WORK REQUIRED: Do not carry the pictures over; copy every other part of the entries exactly.

====

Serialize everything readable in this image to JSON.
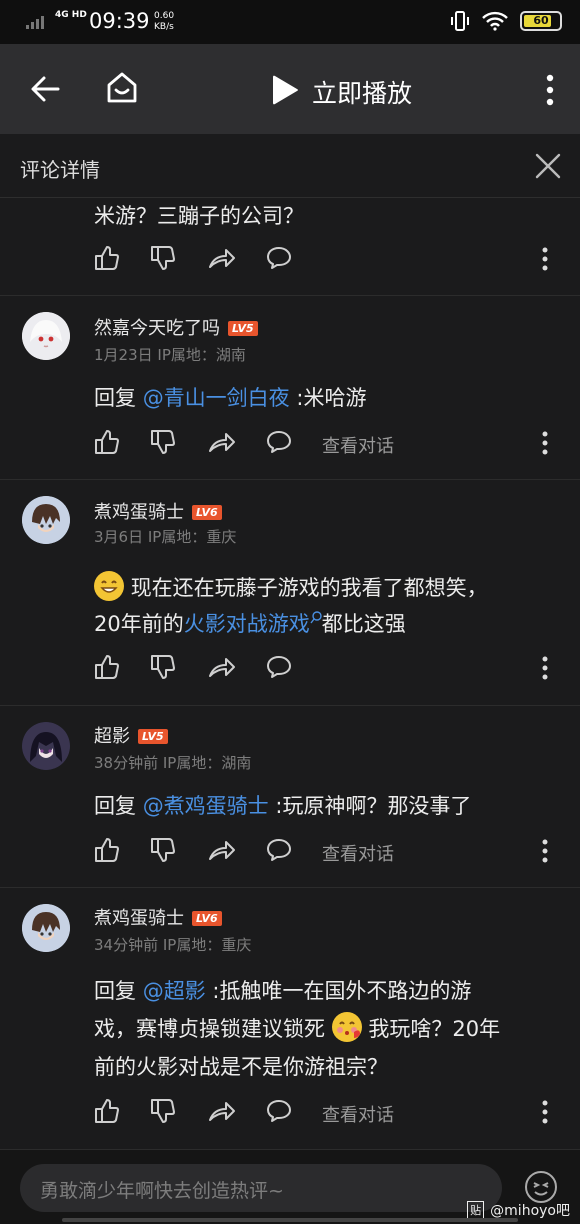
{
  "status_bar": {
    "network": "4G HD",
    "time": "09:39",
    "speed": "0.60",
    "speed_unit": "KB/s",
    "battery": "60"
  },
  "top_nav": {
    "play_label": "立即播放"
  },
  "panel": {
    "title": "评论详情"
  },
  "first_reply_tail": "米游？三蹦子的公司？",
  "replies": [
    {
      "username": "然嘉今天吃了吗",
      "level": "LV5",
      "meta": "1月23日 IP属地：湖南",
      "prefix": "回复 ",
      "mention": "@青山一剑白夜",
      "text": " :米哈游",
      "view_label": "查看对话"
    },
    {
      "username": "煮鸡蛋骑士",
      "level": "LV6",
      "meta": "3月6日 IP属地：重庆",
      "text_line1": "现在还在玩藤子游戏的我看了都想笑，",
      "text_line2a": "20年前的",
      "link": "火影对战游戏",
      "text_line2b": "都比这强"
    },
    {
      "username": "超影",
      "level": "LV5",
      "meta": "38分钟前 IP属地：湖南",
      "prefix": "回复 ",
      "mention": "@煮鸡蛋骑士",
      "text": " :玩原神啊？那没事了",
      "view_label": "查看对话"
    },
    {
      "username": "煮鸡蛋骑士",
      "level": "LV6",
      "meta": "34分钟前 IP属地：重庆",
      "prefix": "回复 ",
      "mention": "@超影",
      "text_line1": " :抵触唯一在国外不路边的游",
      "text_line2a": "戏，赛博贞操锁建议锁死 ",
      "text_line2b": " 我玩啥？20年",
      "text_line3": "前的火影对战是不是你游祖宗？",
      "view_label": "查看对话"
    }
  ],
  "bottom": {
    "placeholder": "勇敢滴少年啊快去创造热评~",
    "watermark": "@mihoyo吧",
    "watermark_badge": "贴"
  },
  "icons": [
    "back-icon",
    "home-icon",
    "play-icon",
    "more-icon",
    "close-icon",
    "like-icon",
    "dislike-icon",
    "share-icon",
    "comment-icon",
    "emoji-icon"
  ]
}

====

ANSWER:
Serialize everything readable in this image to JSON.
{
  "status_bar": {
    "network": "4G HD",
    "time": "09:39",
    "speed": "0.60",
    "speed_unit": "KB/s",
    "battery": "60"
  },
  "top_nav": {
    "play_label": "立即播放"
  },
  "panel": {
    "title": "评论详情"
  },
  "first_reply_tail": "米游？三蹦子的公司？",
  "replies": [
    {
      "username": "然嘉今天吃了吗",
      "level": "LV5",
      "meta": "1月23日 IP属地：湖南",
      "prefix": "回复 ",
      "mention": "@青山一剑白夜",
      "text": " :米哈游",
      "view_label": "查看对话"
    },
    {
      "username": "煮鸡蛋骑士",
      "level": "LV6",
      "meta": "3月6日 IP属地：重庆",
      "text_line1": "现在还在玩藤子游戏的我看了都想笑，",
      "text_line2a": "20年前的",
      "link": "火影对战游戏",
      "text_line2b": "都比这强"
    },
    {
      "username": "超影",
      "level": "LV5",
      "meta": "38分钟前 IP属地：湖南",
      "prefix": "回复 ",
      "mention": "@煮鸡蛋骑士",
      "text": " :玩原神啊？那没事了",
      "view_label": "查看对话"
    },
    {
      "username": "煮鸡蛋骑士",
      "level": "LV6",
      "meta": "34分钟前 IP属地：重庆",
      "prefix": "回复 ",
      "mention": "@超影",
      "text_line1": " :抵触唯一在国外不路边的游",
      "text_line2a": "戏，赛博贞操锁建议锁死 ",
      "text_line2b": " 我玩啥？20年",
      "text_line3": "前的火影对战是不是你游祖宗？",
      "view_label": "查看对话"
    }
  ],
  "bottom": {
    "placeholder": "勇敢滴少年啊快去创造热评~",
    "watermark": "@mihoyo吧",
    "watermark_badge": "贴"
  },
  "icons": [
    "back-icon",
    "home-icon",
    "play-icon",
    "more-icon",
    "close-icon",
    "like-icon",
    "dislike-icon",
    "share-icon",
    "comment-icon",
    "emoji-icon"
  ]
}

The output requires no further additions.